══ Data to use ══

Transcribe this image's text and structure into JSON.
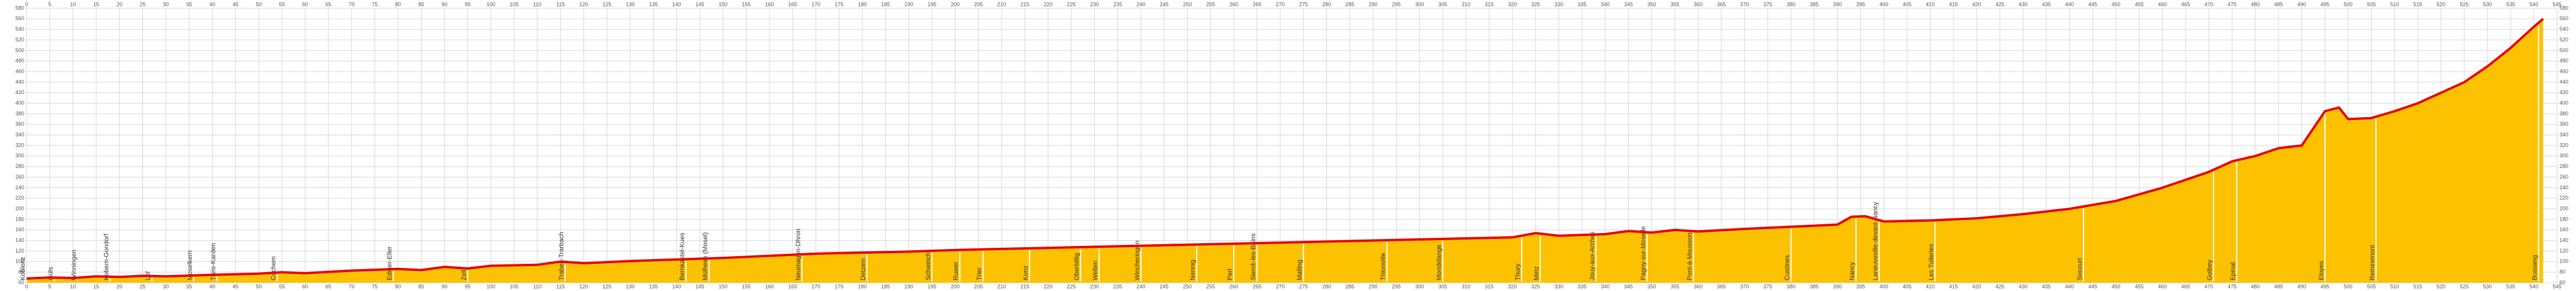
{
  "chart_data": {
    "type": "area",
    "fill_color": "#fcc200",
    "line_color": "#e8000b",
    "grid": true,
    "xlim": [
      0,
      545
    ],
    "ylim": [
      60,
      580
    ],
    "xticks": [
      0,
      5,
      10,
      15,
      20,
      25,
      30,
      35,
      40,
      45,
      50,
      55,
      60,
      65,
      70,
      75,
      80,
      85,
      90,
      95,
      100,
      105,
      110,
      115,
      120,
      125,
      130,
      135,
      140,
      145,
      150,
      155,
      160,
      165,
      170,
      175,
      180,
      185,
      190,
      195,
      200,
      205,
      210,
      215,
      220,
      225,
      230,
      235,
      240,
      245,
      250,
      255,
      260,
      265,
      270,
      275,
      280,
      285,
      290,
      295,
      300,
      305,
      310,
      315,
      320,
      325,
      330,
      335,
      340,
      345,
      350,
      355,
      360,
      365,
      370,
      375,
      380,
      385,
      390,
      395,
      400,
      405,
      410,
      415,
      420,
      425,
      430,
      435,
      440,
      445,
      450,
      455,
      460,
      465,
      470,
      475,
      480,
      485,
      490,
      495,
      500,
      505,
      510,
      515,
      520,
      525,
      530,
      535,
      540,
      545
    ],
    "yticks": [
      60,
      80,
      100,
      120,
      140,
      160,
      180,
      200,
      220,
      240,
      260,
      280,
      300,
      320,
      340,
      360,
      380,
      400,
      420,
      440,
      460,
      480,
      500,
      520,
      540,
      560,
      580
    ],
    "x": [
      0,
      5,
      10,
      15,
      20,
      25,
      30,
      40,
      50,
      55,
      60,
      70,
      80,
      85,
      90,
      95,
      100,
      110,
      115,
      120,
      130,
      140,
      150,
      160,
      170,
      180,
      190,
      200,
      210,
      220,
      230,
      240,
      250,
      260,
      270,
      280,
      290,
      300,
      310,
      320,
      325,
      330,
      340,
      345,
      350,
      355,
      360,
      370,
      380,
      390,
      393,
      396,
      400,
      410,
      420,
      430,
      440,
      450,
      460,
      470,
      475,
      480,
      485,
      490,
      495,
      498,
      500,
      505,
      510,
      515,
      520,
      525,
      530,
      535,
      540,
      542
    ],
    "values": [
      68,
      70,
      69,
      72,
      71,
      73,
      72,
      75,
      77,
      80,
      78,
      83,
      86,
      84,
      90,
      87,
      92,
      94,
      100,
      97,
      101,
      104,
      107,
      111,
      115,
      117,
      119,
      122,
      124,
      126,
      128,
      130,
      132,
      134,
      136,
      138,
      140,
      142,
      144,
      146,
      154,
      149,
      152,
      158,
      155,
      160,
      157,
      162,
      166,
      170,
      185,
      186,
      176,
      178,
      182,
      190,
      200,
      215,
      240,
      270,
      290,
      300,
      315,
      320,
      385,
      392,
      370,
      372,
      385,
      400,
      420,
      440,
      470,
      505,
      545,
      560
    ],
    "places": [
      {
        "name": "Koblenz",
        "km": 0
      },
      {
        "name": "Güls",
        "km": 6
      },
      {
        "name": "Winningen",
        "km": 11
      },
      {
        "name": "Kobern-Gondorf",
        "km": 18
      },
      {
        "name": "Löf",
        "km": 27
      },
      {
        "name": "Moselkern",
        "km": 36
      },
      {
        "name": "Treis-Karden",
        "km": 41
      },
      {
        "name": "Cochem",
        "km": 54
      },
      {
        "name": "Ediger-Eller",
        "km": 79
      },
      {
        "name": "Zell",
        "km": 95
      },
      {
        "name": "Traben-Trarbach",
        "km": 116
      },
      {
        "name": "Bernkastel-Kues",
        "km": 142
      },
      {
        "name": "Mülheim (Mosel)",
        "km": 147
      },
      {
        "name": "Neumagen-Dhron",
        "km": 167
      },
      {
        "name": "Detzem",
        "km": 181
      },
      {
        "name": "Schweich",
        "km": 195
      },
      {
        "name": "Ruwer",
        "km": 201
      },
      {
        "name": "Trier",
        "km": 206
      },
      {
        "name": "Konz",
        "km": 216
      },
      {
        "name": "Oberbillig",
        "km": 227
      },
      {
        "name": "Wellen",
        "km": 231
      },
      {
        "name": "Wincheringen",
        "km": 240
      },
      {
        "name": "Nennig",
        "km": 252
      },
      {
        "name": "Perl",
        "km": 260
      },
      {
        "name": "Sierck-les-Bains",
        "km": 265
      },
      {
        "name": "Malling",
        "km": 275
      },
      {
        "name": "Thionville",
        "km": 293
      },
      {
        "name": "Mondelange",
        "km": 305
      },
      {
        "name": "Thury",
        "km": 322
      },
      {
        "name": "Metz",
        "km": 326
      },
      {
        "name": "Jouy-aux-Arches",
        "km": 338
      },
      {
        "name": "Pagny-sur-Moselle",
        "km": 349
      },
      {
        "name": "Pont-à-Mousson",
        "km": 359
      },
      {
        "name": "Custines",
        "km": 380
      },
      {
        "name": "Nancy",
        "km": 394
      },
      {
        "name": "Laneuveville-devant-Nancy",
        "km": 399
      },
      {
        "name": "Les Tuileries",
        "km": 411
      },
      {
        "name": "Socourt",
        "km": 443
      },
      {
        "name": "Golbey",
        "km": 471
      },
      {
        "name": "Epinal",
        "km": 476
      },
      {
        "name": "Eloyes",
        "km": 495
      },
      {
        "name": "Remiremont",
        "km": 506
      },
      {
        "name": "Bussang",
        "km": 541
      }
    ]
  }
}
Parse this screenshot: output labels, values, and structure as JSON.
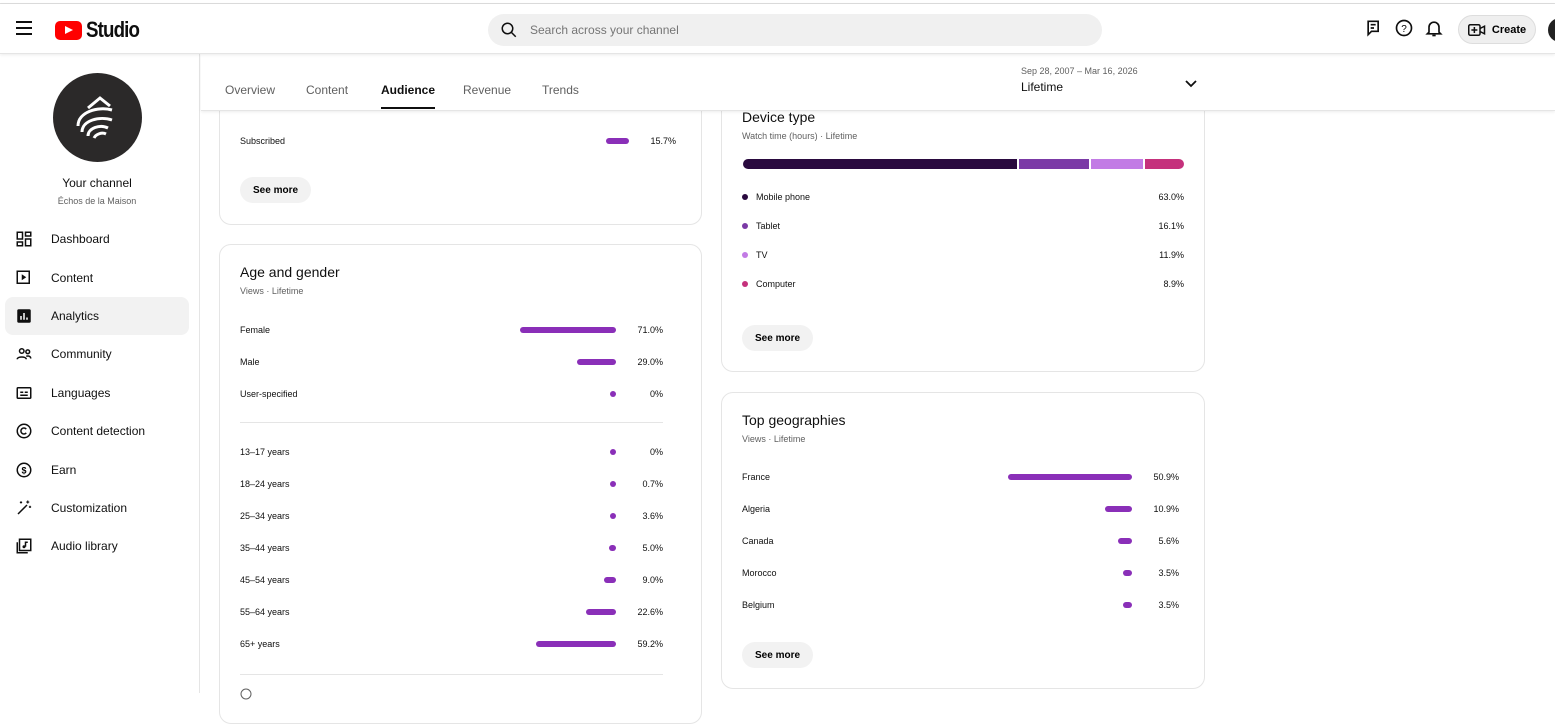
{
  "header": {
    "app_name": "Studio",
    "search_placeholder": "Search across your channel",
    "create_label": "Create"
  },
  "sidebar": {
    "channel_label": "Your channel",
    "channel_name": "Échos de la Maison",
    "items": [
      {
        "label": "Dashboard",
        "icon": "dashboard-icon"
      },
      {
        "label": "Content",
        "icon": "content-icon"
      },
      {
        "label": "Analytics",
        "icon": "analytics-icon",
        "active": true
      },
      {
        "label": "Community",
        "icon": "community-icon"
      },
      {
        "label": "Languages",
        "icon": "languages-icon"
      },
      {
        "label": "Content detection",
        "icon": "copyright-icon"
      },
      {
        "label": "Earn",
        "icon": "dollar-icon"
      },
      {
        "label": "Customization",
        "icon": "magic-wand-icon"
      },
      {
        "label": "Audio library",
        "icon": "audio-library-icon"
      }
    ]
  },
  "tabs": [
    "Overview",
    "Content",
    "Audience",
    "Revenue",
    "Trends"
  ],
  "date_range": {
    "dates": "Sep 28, 2007 – Mar 16, 2026",
    "label": "Lifetime"
  },
  "subscribed_card": {
    "row": {
      "label": "Subscribed",
      "value": 15.7,
      "display": "15.7%"
    },
    "see_more": "See more"
  },
  "age_gender": {
    "title": "Age and gender",
    "subtitle": "Views · Lifetime",
    "gender": [
      {
        "label": "Female",
        "value": 71.0,
        "display": "71.0%"
      },
      {
        "label": "Male",
        "value": 29.0,
        "display": "29.0%"
      },
      {
        "label": "User-specified",
        "value": 0,
        "display": "0%"
      }
    ],
    "age": [
      {
        "label": "13–17 years",
        "value": 0,
        "display": "0%"
      },
      {
        "label": "18–24 years",
        "value": 0.7,
        "display": "0.7%"
      },
      {
        "label": "25–34 years",
        "value": 3.6,
        "display": "3.6%"
      },
      {
        "label": "35–44 years",
        "value": 5.0,
        "display": "5.0%"
      },
      {
        "label": "45–54 years",
        "value": 9.0,
        "display": "9.0%"
      },
      {
        "label": "55–64 years",
        "value": 22.6,
        "display": "22.6%"
      },
      {
        "label": "65+ years",
        "value": 59.2,
        "display": "59.2%"
      }
    ]
  },
  "device": {
    "title": "Device type",
    "subtitle": "Watch time (hours) · Lifetime",
    "see_more": "See more",
    "items": [
      {
        "label": "Mobile phone",
        "value": 63.0,
        "display": "63.0%",
        "color": "#2a0a3f"
      },
      {
        "label": "Tablet",
        "value": 16.1,
        "display": "16.1%",
        "color": "#7b3aa6"
      },
      {
        "label": "TV",
        "value": 11.9,
        "display": "11.9%",
        "color": "#c27be5"
      },
      {
        "label": "Computer",
        "value": 8.9,
        "display": "8.9%",
        "color": "#c5317c"
      }
    ]
  },
  "geo": {
    "title": "Top geographies",
    "subtitle": "Views · Lifetime",
    "see_more": "See more",
    "items": [
      {
        "label": "France",
        "value": 50.9,
        "display": "50.9%"
      },
      {
        "label": "Algeria",
        "value": 10.9,
        "display": "10.9%"
      },
      {
        "label": "Canada",
        "value": 5.6,
        "display": "5.6%"
      },
      {
        "label": "Morocco",
        "value": 3.5,
        "display": "3.5%"
      },
      {
        "label": "Belgium",
        "value": 3.5,
        "display": "3.5%"
      }
    ]
  },
  "colors": {
    "bar": "#8a2fb8"
  }
}
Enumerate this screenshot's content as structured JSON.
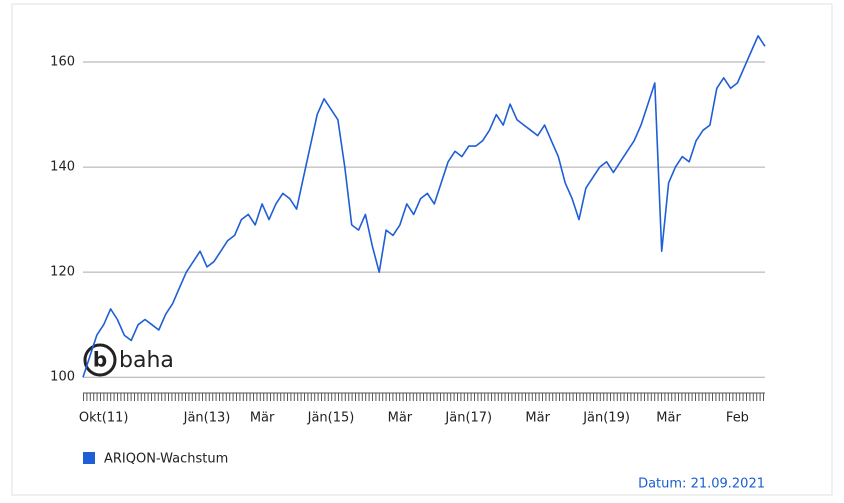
{
  "chart_data": {
    "type": "line",
    "categories": [
      null,
      null,
      null,
      "Okt(11)",
      null,
      null,
      null,
      null,
      null,
      null,
      null,
      null,
      null,
      null,
      null,
      null,
      null,
      null,
      "Jän(13)",
      null,
      null,
      null,
      null,
      null,
      null,
      null,
      "Mär",
      null,
      null,
      null,
      null,
      null,
      null,
      null,
      null,
      null,
      "Jän(15)",
      null,
      null,
      null,
      null,
      null,
      null,
      null,
      null,
      null,
      "Mär",
      null,
      null,
      null,
      null,
      null,
      null,
      null,
      null,
      null,
      "Jän(17)",
      null,
      null,
      null,
      null,
      null,
      null,
      null,
      null,
      null,
      "Mär",
      null,
      null,
      null,
      null,
      null,
      null,
      null,
      null,
      null,
      "Jän(19)",
      null,
      null,
      null,
      null,
      null,
      null,
      null,
      null,
      "Mär",
      null,
      null,
      null,
      null,
      null,
      null,
      null,
      null,
      null,
      "Feb",
      null,
      null,
      null,
      null
    ],
    "series": [
      {
        "name": "ARIQON-Wachstum",
        "color": "#1f5fd6",
        "values": [
          100,
          104,
          108,
          110,
          113,
          111,
          108,
          107,
          110,
          111,
          110,
          109,
          112,
          114,
          117,
          120,
          122,
          124,
          121,
          122,
          124,
          126,
          127,
          130,
          131,
          129,
          133,
          130,
          133,
          135,
          134,
          132,
          138,
          144,
          150,
          153,
          151,
          149,
          140,
          129,
          128,
          131,
          125,
          120,
          128,
          127,
          129,
          133,
          131,
          134,
          135,
          133,
          137,
          141,
          143,
          142,
          144,
          144,
          145,
          147,
          150,
          148,
          152,
          149,
          148,
          147,
          146,
          148,
          145,
          142,
          137,
          134,
          130,
          136,
          138,
          140,
          141,
          139,
          141,
          143,
          145,
          148,
          152,
          156,
          124,
          137,
          140,
          142,
          141,
          145,
          147,
          148,
          155,
          157,
          155,
          156,
          159,
          162,
          165,
          163
        ]
      }
    ],
    "ylim": [
      97,
      168
    ],
    "yticks": [
      100,
      120,
      140,
      160
    ],
    "grid": true,
    "logo": "baha",
    "date_label": "Datum: 21.09.2021"
  }
}
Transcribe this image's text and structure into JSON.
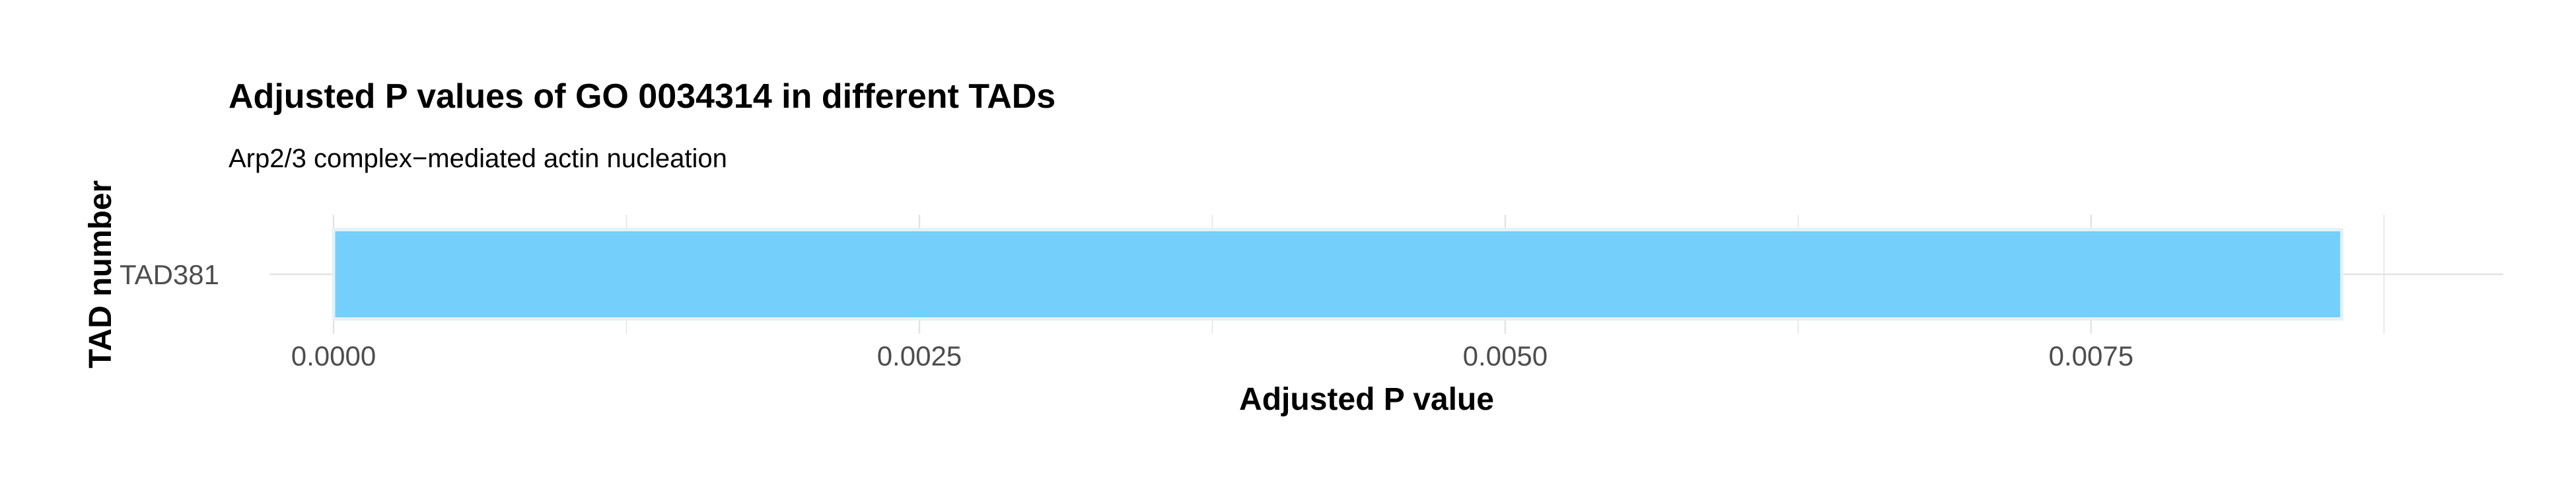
{
  "chart_data": {
    "type": "bar",
    "orientation": "horizontal",
    "title": "Adjusted P values of GO 0034314 in different TADs",
    "subtitle": "Arp2/3 complex−mediated actin nucleation",
    "xlabel": "Adjusted P value",
    "ylabel": "TAD number",
    "categories": [
      "TAD381"
    ],
    "values": [
      0.00857
    ],
    "xlim": [
      0,
      0.009
    ],
    "xticks": [
      0.0,
      0.0025,
      0.005,
      0.0075
    ],
    "xtick_labels": [
      "0.0000",
      "0.0025",
      "0.0050",
      "0.0075"
    ],
    "grid": true,
    "legend": "none",
    "colors": {
      "bar_fill": "#75CFFB",
      "bar_edge": "#E4F1F8",
      "grid": "#E3E3E3",
      "text": "#000000",
      "tick_text": "#4D4D4D"
    }
  }
}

═══

■ Problem: Identify each line containing the string "Adjusted" and copy it out.

■ Problem solution:
    "title": "Adjusted P values of GO 0034314 in different TADs",
    "xlabel": "Adjusted P value",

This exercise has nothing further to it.